**EXERCISE PROMPT**
When you retype the records that follow, keep each word as it is and drop any pictures.

**DATA EXTRACT**

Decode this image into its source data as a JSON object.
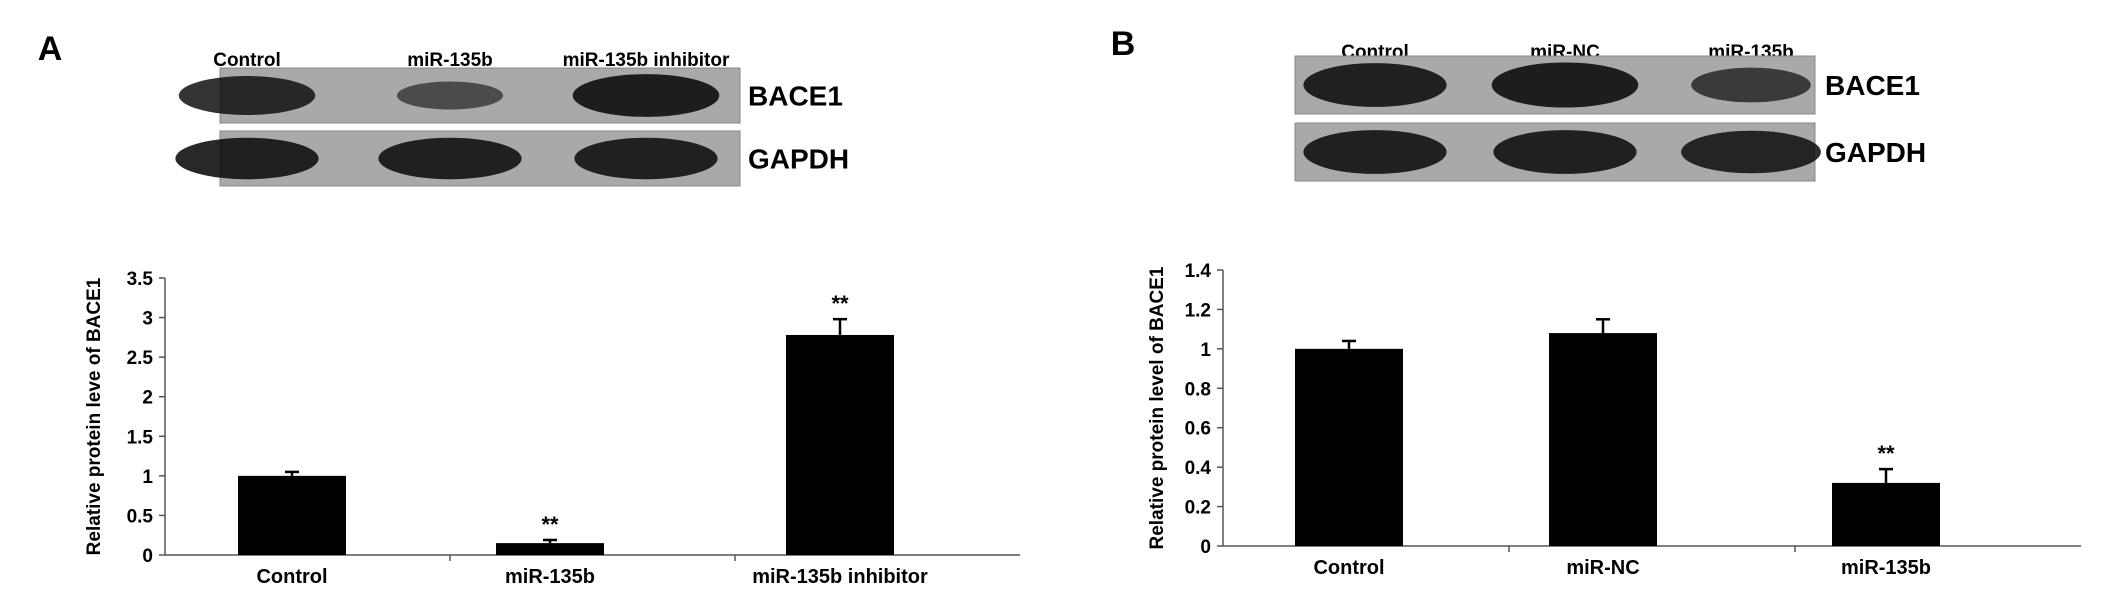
{
  "panels": [
    {
      "letter": "A",
      "blot": {
        "lane_labels": [
          "Control",
          "miR-135b",
          "miR-135b inhibitor"
        ],
        "rows": [
          {
            "label": "BACE1",
            "intensity": [
              0.8,
              0.35,
              0.95
            ]
          },
          {
            "label": "GAPDH",
            "intensity": [
              0.9,
              0.9,
              0.9
            ]
          }
        ]
      }
    },
    {
      "letter": "B",
      "blot": {
        "lane_labels": [
          "Control",
          "miR-NC",
          "miR-135b"
        ],
        "rows": [
          {
            "label": "BACE1",
            "intensity": [
              0.9,
              0.95,
              0.55
            ]
          },
          {
            "label": "GAPDH",
            "intensity": [
              0.9,
              0.9,
              0.85
            ]
          }
        ]
      }
    }
  ],
  "colors": {
    "bar": "#000000",
    "axis": "#555555",
    "blot_bg": "#a9a9a9",
    "band": "#111111"
  },
  "chart_data": [
    {
      "type": "bar",
      "categories": [
        "Control",
        "miR-135b",
        "miR-135b inhibitor"
      ],
      "values": [
        1.0,
        0.15,
        2.78
      ],
      "errors": [
        0.05,
        0.04,
        0.2
      ],
      "annotations": [
        "",
        "**",
        "**"
      ],
      "ylabel": "Relative protein leve of BACE1",
      "ylim": [
        0,
        3.5
      ],
      "yticks": [
        "0",
        "0.5",
        "1",
        "1.5",
        "2",
        "2.5",
        "3",
        "3.5"
      ],
      "grid": false
    },
    {
      "type": "bar",
      "categories": [
        "Control",
        "miR-NC",
        "miR-135b"
      ],
      "values": [
        1.0,
        1.08,
        0.32
      ],
      "errors": [
        0.04,
        0.07,
        0.07
      ],
      "annotations": [
        "",
        "",
        "**"
      ],
      "ylabel": "Relative protein level of BACE1",
      "ylim": [
        0,
        1.4
      ],
      "yticks": [
        "0",
        "0.2",
        "0.4",
        "0.6",
        "0.8",
        "1",
        "1.2",
        "1.4"
      ],
      "grid": false
    }
  ]
}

**ANSWER BOX**
Decode this image into its source data as a JSON object.
{
  "panels": [
    {
      "letter": "A",
      "blot": {
        "lane_labels": [
          "Control",
          "miR-135b",
          "miR-135b inhibitor"
        ],
        "rows": [
          {
            "label": "BACE1",
            "intensity": [
              0.8,
              0.35,
              0.95
            ]
          },
          {
            "label": "GAPDH",
            "intensity": [
              0.9,
              0.9,
              0.9
            ]
          }
        ]
      }
    },
    {
      "letter": "B",
      "blot": {
        "lane_labels": [
          "Control",
          "miR-NC",
          "miR-135b"
        ],
        "rows": [
          {
            "label": "BACE1",
            "intensity": [
              0.9,
              0.95,
              0.55
            ]
          },
          {
            "label": "GAPDH",
            "intensity": [
              0.9,
              0.9,
              0.85
            ]
          }
        ]
      }
    }
  ],
  "colors": {
    "bar": "#000000",
    "axis": "#555555",
    "blot_bg": "#a9a9a9",
    "band": "#111111"
  },
  "chart_data": [
    {
      "type": "bar",
      "categories": [
        "Control",
        "miR-135b",
        "miR-135b inhibitor"
      ],
      "values": [
        1.0,
        0.15,
        2.78
      ],
      "errors": [
        0.05,
        0.04,
        0.2
      ],
      "annotations": [
        "",
        "**",
        "**"
      ],
      "ylabel": "Relative protein leve of BACE1",
      "ylim": [
        0,
        3.5
      ],
      "yticks": [
        "0",
        "0.5",
        "1",
        "1.5",
        "2",
        "2.5",
        "3",
        "3.5"
      ],
      "grid": false
    },
    {
      "type": "bar",
      "categories": [
        "Control",
        "miR-NC",
        "miR-135b"
      ],
      "values": [
        1.0,
        1.08,
        0.32
      ],
      "errors": [
        0.04,
        0.07,
        0.07
      ],
      "annotations": [
        "",
        "",
        "**"
      ],
      "ylabel": "Relative protein level of BACE1",
      "ylim": [
        0,
        1.4
      ],
      "yticks": [
        "0",
        "0.2",
        "0.4",
        "0.6",
        "0.8",
        "1",
        "1.2",
        "1.4"
      ],
      "grid": false
    }
  ]
}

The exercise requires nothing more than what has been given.